Request> Return all entries word for word, but drop any images.

## Begin

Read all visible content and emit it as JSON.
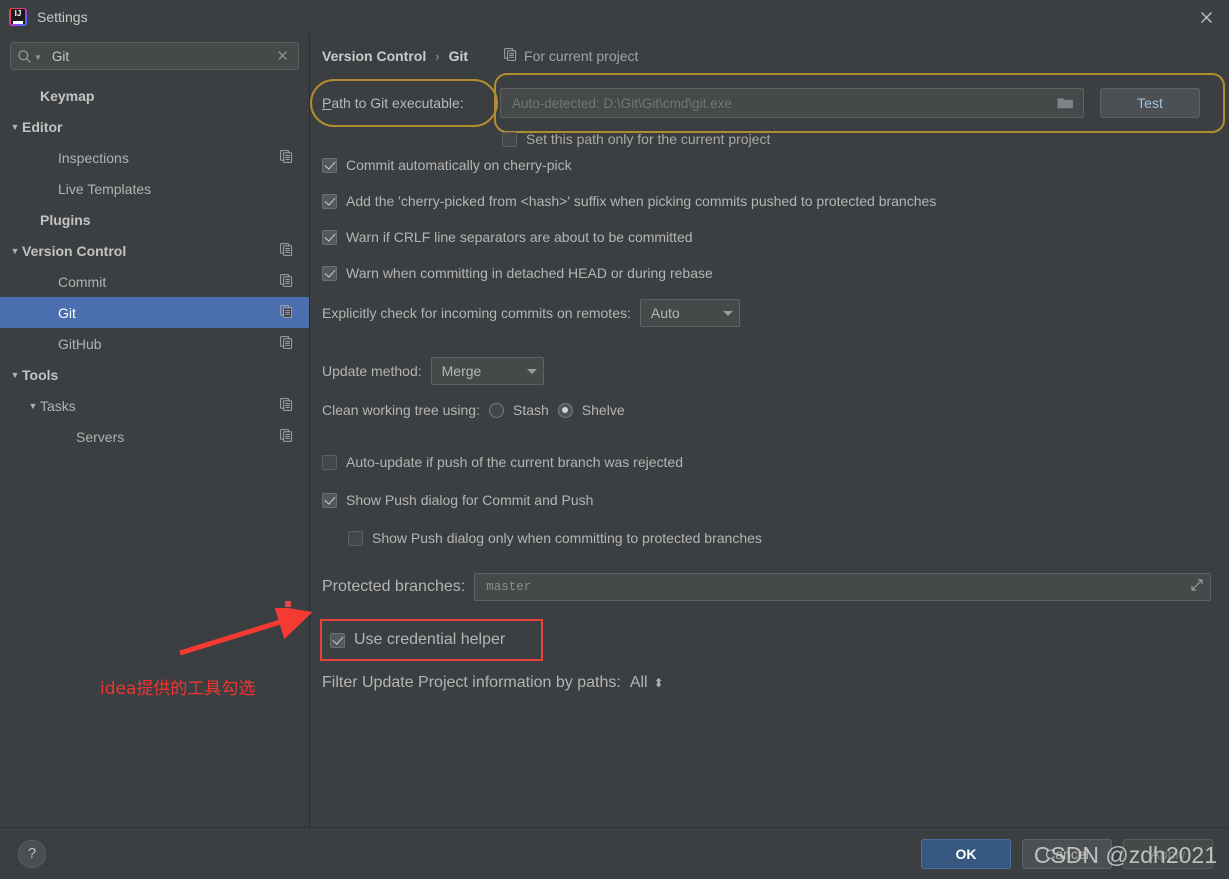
{
  "window": {
    "title": "Settings",
    "logo_icon": "intellij-idea-logo",
    "close_icon": "close-icon"
  },
  "sidebar": {
    "search": {
      "value": "Git",
      "placeholder": "",
      "search_icon": "search-icon",
      "dropdown_icon": "chevron-down-icon",
      "clear_icon": "clear-icon"
    },
    "items": [
      {
        "label": "Keymap",
        "indent": 1,
        "arrow": "",
        "bold": true,
        "selected": false,
        "scope_icon": false
      },
      {
        "label": "Editor",
        "indent": 0,
        "arrow": "▼",
        "bold": true,
        "selected": false,
        "scope_icon": false
      },
      {
        "label": "Inspections",
        "indent": 2,
        "arrow": "",
        "bold": false,
        "selected": false,
        "scope_icon": true
      },
      {
        "label": "Live Templates",
        "indent": 2,
        "arrow": "",
        "bold": false,
        "selected": false,
        "scope_icon": false
      },
      {
        "label": "Plugins",
        "indent": 1,
        "arrow": "",
        "bold": true,
        "selected": false,
        "scope_icon": false
      },
      {
        "label": "Version Control",
        "indent": 0,
        "arrow": "▼",
        "bold": true,
        "selected": false,
        "scope_icon": true
      },
      {
        "label": "Commit",
        "indent": 2,
        "arrow": "",
        "bold": false,
        "selected": false,
        "scope_icon": true
      },
      {
        "label": "Git",
        "indent": 2,
        "arrow": "",
        "bold": false,
        "selected": true,
        "scope_icon": true
      },
      {
        "label": "GitHub",
        "indent": 2,
        "arrow": "",
        "bold": false,
        "selected": false,
        "scope_icon": true
      },
      {
        "label": "Tools",
        "indent": 0,
        "arrow": "▼",
        "bold": true,
        "selected": false,
        "scope_icon": false
      },
      {
        "label": "Tasks",
        "indent": 1,
        "arrow": "▼",
        "bold": false,
        "selected": false,
        "scope_icon": true
      },
      {
        "label": "Servers",
        "indent": 3,
        "arrow": "",
        "bold": false,
        "selected": false,
        "scope_icon": true
      }
    ]
  },
  "header": {
    "breadcrumb_root": "Version Control",
    "breadcrumb_separator": "›",
    "breadcrumb_current": "Git",
    "project_scope_label": "For current project",
    "project_scope_icon": "copy-scope-icon"
  },
  "git_path": {
    "label_prefix": "P",
    "label_rest": "ath to Git executable:",
    "input_value": "",
    "input_placeholder": "Auto-detected: D:\\Git\\Git\\cmd\\git.exe",
    "browse_icon": "folder-icon",
    "test_button": "Test",
    "highlight_color": "#B08D2E",
    "set_path_checkbox": {
      "label": "Set this path only for the current project",
      "checked": false
    }
  },
  "options": {
    "checkboxes_top": [
      {
        "label": "Commit automatically on cherry-pick",
        "checked": true
      },
      {
        "label": "Add the 'cherry-picked from <hash>' suffix when picking commits pushed to protected branches",
        "checked": true
      },
      {
        "label": "Warn if CRLF line separators are about to be committed",
        "checked": true
      },
      {
        "label": "Warn when committing in detached HEAD or during rebase",
        "checked": true
      }
    ],
    "incoming_commits": {
      "label": "Explicitly check for incoming commits on remotes:",
      "value": "Auto"
    },
    "update_method": {
      "label": "Update method:",
      "value": "Merge"
    },
    "clean_working_tree": {
      "label": "Clean working tree using:",
      "options": [
        {
          "label": "Stash",
          "selected": false
        },
        {
          "label": "Shelve",
          "selected": true
        }
      ]
    },
    "auto_update": {
      "label": "Auto-update if push of the current branch was rejected",
      "checked": false
    },
    "show_push_dialog": {
      "label": "Show Push dialog for Commit and Push",
      "checked": true
    },
    "show_push_dialog_protected": {
      "label": "Show Push dialog only when committing to protected branches",
      "checked": false
    },
    "protected_branches": {
      "label": "Protected branches:",
      "value": "master",
      "expand_icon": "expand-icon"
    },
    "use_credential_helper": {
      "label": "Use credential helper",
      "checked": true,
      "highlight_color": "#E8413B"
    },
    "filter_update": {
      "label": "Filter Update Project information by paths:",
      "value": "All",
      "spinner_icon": "updown-arrows-icon"
    }
  },
  "annotation": {
    "text": "idea提供的工具勾选",
    "color": "#F0342F",
    "arrow_icon": "red-arrow-icon"
  },
  "footer": {
    "help_label": "?",
    "ok_label": "OK",
    "cancel_label": "Cancel",
    "apply_label": "Apply"
  },
  "watermark": {
    "text": "CSDN @zdh2021"
  }
}
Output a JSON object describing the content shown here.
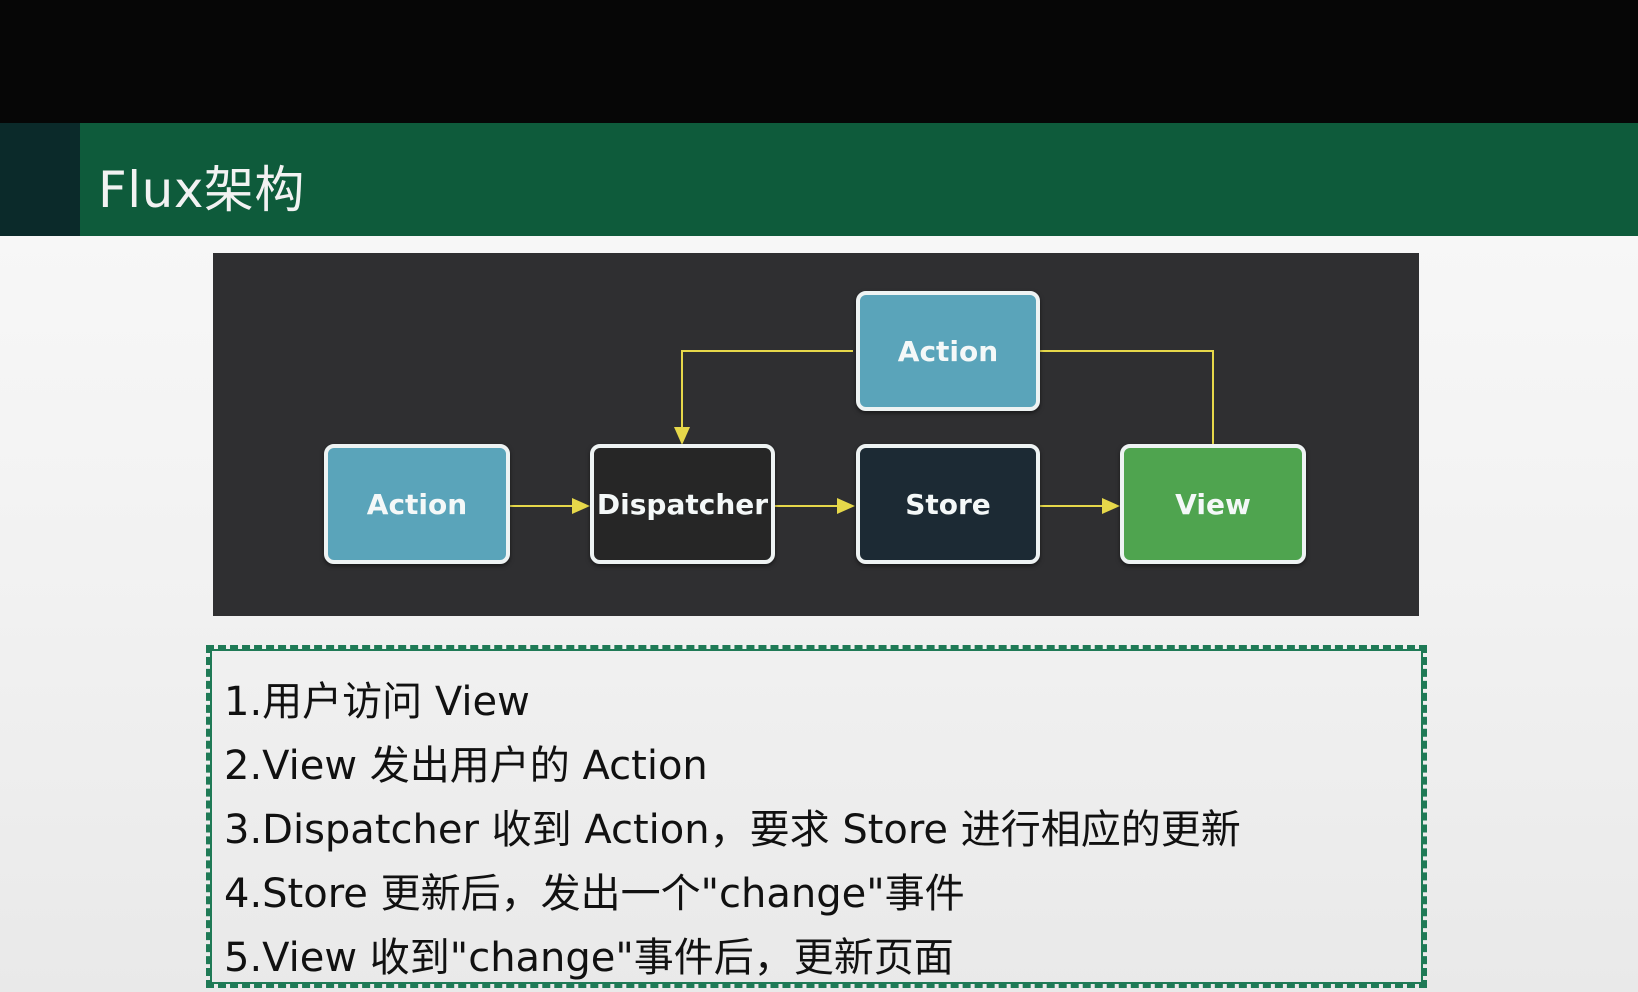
{
  "title": "Flux架构",
  "diagram": {
    "nodes": {
      "action_top": "Action",
      "action_left": "Action",
      "dispatcher": "Dispatcher",
      "store": "Store",
      "view": "View"
    },
    "colors": {
      "action": "#5aa4ba",
      "dispatcher": "#262626",
      "store": "#1c2a34",
      "view": "#4fa44f",
      "arrow": "#e6d84a"
    }
  },
  "steps": [
    "1.用户访问 View",
    "2.View 发出用户的 Action",
    "3.Dispatcher 收到 Action，要求 Store 进行相应的更新",
    "4.Store 更新后，发出一个\"change\"事件",
    "5.View 收到\"change\"事件后，更新页面"
  ]
}
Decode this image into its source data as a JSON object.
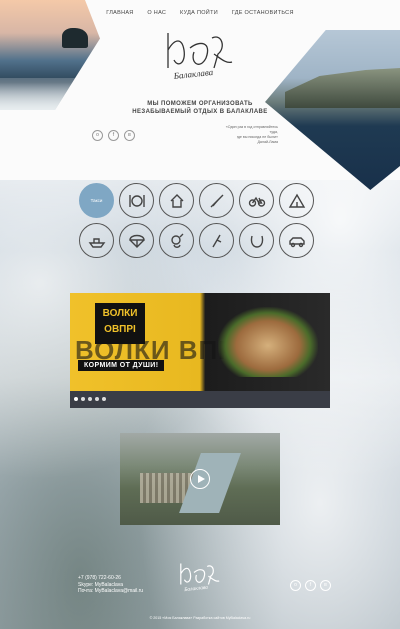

## End

Correct output>
Read all visible content and emit it as JSON.
{
  "window": {
    "title": "Settings",
    "logo_icon": "intellij-idea-logo",
    "close_icon": "close-icon"
  },
  "sidebar": {
    "search": {
      "value": "Git",
      "placeholder": "",
      "search_icon": "search-icon",
      "dropdown_icon": "chevron-down-icon",
      "clear_icon": "clear-icon"
    },
    "items": [
      {
        "label": "Keymap",
        "indent": 1,
        "arrow": "",
        "bold": true,
        "selected": false,
        "scope_icon": false
      },
      {
        "label": "Editor",
        "indent": 0,
        "arrow": "▼",
        "bold": true,
        "selected": false,
        "scope_icon": false
      },
      {
        "label": "Inspections",
        "indent": 2,
        "arrow": "",
        "bold": false,
        "selected": false,
        "scope_icon": true
      },
      {
        "label": "Live Templates",
        "indent": 2,
        "arrow": "",
        "bold": false,
        "selected": false,
        "scope_icon": false
      },
      {
        "label": "Plugins",
        "indent": 1,
        "arrow": "",
        "bold": true,
        "selected": false,
        "scope_icon": false
      },
      {
        "label": "Version Control",
        "indent": 0,
        "arrow": "▼",
        "bold": true,
        "selected": false,
        "scope_icon": true
      },
      {
        "label": "Commit",
        "indent": 2,
        "arrow": "",
        "bold": false,
        "selected": false,
        "scope_icon": true
      },
      {
        "label": "Git",
        "indent": 2,
        "arrow": "",
        "bold": false,
        "selected": true,
        "scope_icon": true
      },
      {
        "label": "GitHub",
        "indent": 2,
        "arrow": "",
        "bold": false,
        "selected": false,
        "scope_icon": true
      },
      {
        "label": "Tools",
        "indent": 0,
        "arrow": "▼",
        "bold": true,
        "selected": false,
        "scope_icon": false
      },
      {
        "label": "Tasks",
        "indent": 1,
        "arrow": "▼",
        "bold": false,
        "selected": false,
        "scope_icon": true
      },
      {
        "label": "Servers",
        "indent": 3,
        "arrow": "",
        "bold": false,
        "selected": false,
        "scope_icon": true
      }
    ]
  },
  "header": {
    "breadcrumb_root": "Version Control",
    "breadcrumb_separator": "›",
    "breadcrumb_current": "Git",
    "project_scope_label": "For current project",
    "project_scope_icon": "copy-scope-icon"
  },
  "git_path": {
    "label_prefix": "P",
    "label_rest": "ath to Git executable:",
    "input_value": "",
    "input_placeholder": "Auto-detected: D:\\Git\\Git\\cmd\\git.exe",
    "browse_icon": "folder-icon",
    "test_button": "Test",
    "highlight_color": "#B08D2E",
    "set_path_checkbox": {
      "label": "Set this path only for the current project",
      "checked": false
    }
  },
  "options": {
    "checkboxes_top": [
      {
        "label": "Commit automatically on cherry-pick",
        "checked": true
      },
      {
        "label": "Add the 'cherry-picked from <hash>' suffix when picking commits pushed to protected branches",
        "checked": true
      },
      {
        "label": "Warn if CRLF line separators are about to be committed",
        "checked": true
      },
      {
        "label": "Warn when committing in detached HEAD or during rebase",
        "checked": true
      }
    ],
    "incoming_commits": {
      "label": "Explicitly check for incoming commits on remotes:",
      "value": "Auto"
    },
    "update_method": {
      "label": "Update method:",
      "value": "Merge"
    },
    "clean_working_tree": {
      "label": "Clean working tree using:",
      "options": [
        {
          "label": "Stash",
          "selected": false
        },
        {
          "label": "Shelve",
          "selected": true
        }
      ]
    },
    "auto_update": {
      "label": "Auto-update if push of the current branch was rejected",
      "checked": false
    },
    "show_push_dialog": {
      "label": "Show Push dialog for Commit and Push",
      "checked": true
    },
    "show_push_dialog_protected": {
      "label": "Show Push dialog only when committing to protected branches",
      "checked": false
    },
    "protected_branches": {
      "label": "Protected branches:",
      "value": "master",
      "expand_icon": "expand-icon"
    },
    "use_credential_helper": {
      "label": "Use credential helper",
      "checked": true,
      "highlight_color": "#E8413B"
    },
    "filter_update": {
      "label": "Filter Update Project information by paths:",
      "value": "All",
      "spinner_icon": "updown-arrows-icon"
    }
  },
  "annotation": {
    "text": "idea提供的工具勾选",
    "color": "#F0342F",
    "arrow_icon": "red-arrow-icon"
  },
  "footer": {
    "help_label": "?",
    "ok_label": "OK",
    "cancel_label": "Cancel",
    "apply_label": "Apply"
  },
  "watermark": {
    "text": "CSDN @zdh2021"
  }
}
Output a JSON object describing the content shown here.
{
  "title": "Flux架构",
  "diagram": {
    "nodes": {
      "action_top": "Action",
      "action_left": "Action",
      "dispatcher": "Dispatcher",
      "store": "Store",
      "view": "View"
    },
    "colors": {
      "action": "#5aa4ba",
      "dispatcher": "#262626",
      "store": "#1c2a34",
      "view": "#4fa44f",
      "arrow": "#e6d84a"
    }
  },
  "steps": [
    "1.用户访问 View",
    "2.View 发出用户的 Action",
    "3.Dispatcher 收到 Action，要求 Store 进行相应的更新",
    "4.Store 更新后，发出一个\"change\"事件",
    "5.View 收到\"change\"事件后，更新页面"
  ]
}
Decode this image into its source data as a JSON object.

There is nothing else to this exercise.